> [The exercise]
Write out every single entry exactly.

Records from a data source:
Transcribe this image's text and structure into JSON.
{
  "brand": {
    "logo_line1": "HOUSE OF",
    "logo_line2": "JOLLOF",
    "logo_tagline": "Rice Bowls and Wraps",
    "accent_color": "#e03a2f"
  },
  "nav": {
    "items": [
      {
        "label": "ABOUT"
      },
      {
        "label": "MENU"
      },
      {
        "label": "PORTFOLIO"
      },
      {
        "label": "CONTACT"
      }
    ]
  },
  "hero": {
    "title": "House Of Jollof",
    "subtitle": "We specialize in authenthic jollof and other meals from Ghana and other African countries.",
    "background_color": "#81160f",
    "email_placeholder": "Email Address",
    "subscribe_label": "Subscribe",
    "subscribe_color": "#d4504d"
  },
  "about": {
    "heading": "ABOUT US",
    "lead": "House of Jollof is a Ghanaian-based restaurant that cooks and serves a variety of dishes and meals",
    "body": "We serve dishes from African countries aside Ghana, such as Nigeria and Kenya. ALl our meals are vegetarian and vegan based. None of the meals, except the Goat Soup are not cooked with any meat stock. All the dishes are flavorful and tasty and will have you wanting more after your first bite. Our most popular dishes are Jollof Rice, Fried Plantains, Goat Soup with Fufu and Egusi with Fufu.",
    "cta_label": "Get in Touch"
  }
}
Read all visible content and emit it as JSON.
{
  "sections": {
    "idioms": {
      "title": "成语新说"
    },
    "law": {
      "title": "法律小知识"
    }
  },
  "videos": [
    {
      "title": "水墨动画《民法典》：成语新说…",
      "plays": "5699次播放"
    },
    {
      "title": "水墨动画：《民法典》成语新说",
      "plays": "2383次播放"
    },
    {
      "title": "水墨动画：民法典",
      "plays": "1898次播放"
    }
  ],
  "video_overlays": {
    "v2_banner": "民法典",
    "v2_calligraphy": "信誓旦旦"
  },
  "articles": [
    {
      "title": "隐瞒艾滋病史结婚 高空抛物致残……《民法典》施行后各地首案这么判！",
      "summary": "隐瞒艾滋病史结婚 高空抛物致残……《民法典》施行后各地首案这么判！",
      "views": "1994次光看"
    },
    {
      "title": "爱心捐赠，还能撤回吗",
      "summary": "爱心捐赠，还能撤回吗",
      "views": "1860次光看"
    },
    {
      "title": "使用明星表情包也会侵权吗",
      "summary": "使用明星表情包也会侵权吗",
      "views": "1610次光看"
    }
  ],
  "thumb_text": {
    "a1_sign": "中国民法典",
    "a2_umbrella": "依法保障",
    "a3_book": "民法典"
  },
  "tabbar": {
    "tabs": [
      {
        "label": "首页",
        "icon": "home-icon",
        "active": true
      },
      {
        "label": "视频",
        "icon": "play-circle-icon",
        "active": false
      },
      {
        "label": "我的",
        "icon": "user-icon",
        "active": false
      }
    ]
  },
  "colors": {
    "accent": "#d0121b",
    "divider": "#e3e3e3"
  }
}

> [Solution]
Transcribe this image's text and structure into JSON.
{
  "brand": {
    "logo_line1": "HOUSE OF",
    "logo_line2": "JOLLOF",
    "logo_tagline": "Rice Bowls and Wraps",
    "accent_color": "#e03a2f"
  },
  "nav": {
    "items": [
      {
        "label": "ABOUT"
      },
      {
        "label": "MENU"
      },
      {
        "label": "PORTFOLIO"
      },
      {
        "label": "CONTACT"
      }
    ]
  },
  "hero": {
    "title": "House Of Jollof",
    "subtitle": "We specialize in authenthic jollof and other meals from Ghana and other African countries.",
    "background_color": "#81160f",
    "email_placeholder": "Email Address",
    "subscribe_label": "Subscribe",
    "subscribe_color": "#d4504d"
  },
  "about": {
    "heading": "ABOUT US",
    "lead": "House of Jollof is a Ghanaian-based restaurant that cooks and serves a variety of dishes and meals",
    "body": "We serve dishes from African countries aside Ghana, such as Nigeria and Kenya. ALl our meals are vegetarian and vegan based. None of the meals, except the Goat Soup are not cooked with any meat stock. All the dishes are flavorful and tasty and will have you wanting more after your first bite. Our most popular dishes are Jollof Rice, Fried Plantains, Goat Soup with Fufu and Egusi with Fufu.",
    "cta_label": "Get in Touch"
  }
}
Read all visible content and emit it as JSON.
{
  "sections": {
    "idioms": {
      "title": "成语新说"
    },
    "law": {
      "title": "法律小知识"
    }
  },
  "videos": [
    {
      "title": "水墨动画《民法典》：成语新说…",
      "plays": "5699次播放"
    },
    {
      "title": "水墨动画：《民法典》成语新说",
      "plays": "2383次播放"
    },
    {
      "title": "水墨动画：民法典",
      "plays": "1898次播放"
    }
  ],
  "video_overlays": {
    "v2_banner": "民法典",
    "v2_calligraphy": "信誓旦旦"
  },
  "articles": [
    {
      "title": "隐瞒艾滋病史结婚 高空抛物致残……《民法典》施行后各地首案这么判！",
      "summary": "隐瞒艾滋病史结婚 高空抛物致残……《民法典》施行后各地首案这么判！",
      "views": "1994次光看"
    },
    {
      "title": "爱心捐赠，还能撤回吗",
      "summary": "爱心捐赠，还能撤回吗",
      "views": "1860次光看"
    },
    {
      "title": "使用明星表情包也会侵权吗",
      "summary": "使用明星表情包也会侵权吗",
      "views": "1610次光看"
    }
  ],
  "thumb_text": {
    "a1_sign": "中国民法典",
    "a2_umbrella": "依法保障",
    "a3_book": "民法典"
  },
  "tabbar": {
    "tabs": [
      {
        "label": "首页",
        "icon": "home-icon",
        "active": true
      },
      {
        "label": "视频",
        "icon": "play-circle-icon",
        "active": false
      },
      {
        "label": "我的",
        "icon": "user-icon",
        "active": false
      }
    ]
  },
  "colors": {
    "accent": "#d0121b",
    "divider": "#e3e3e3"
  }
}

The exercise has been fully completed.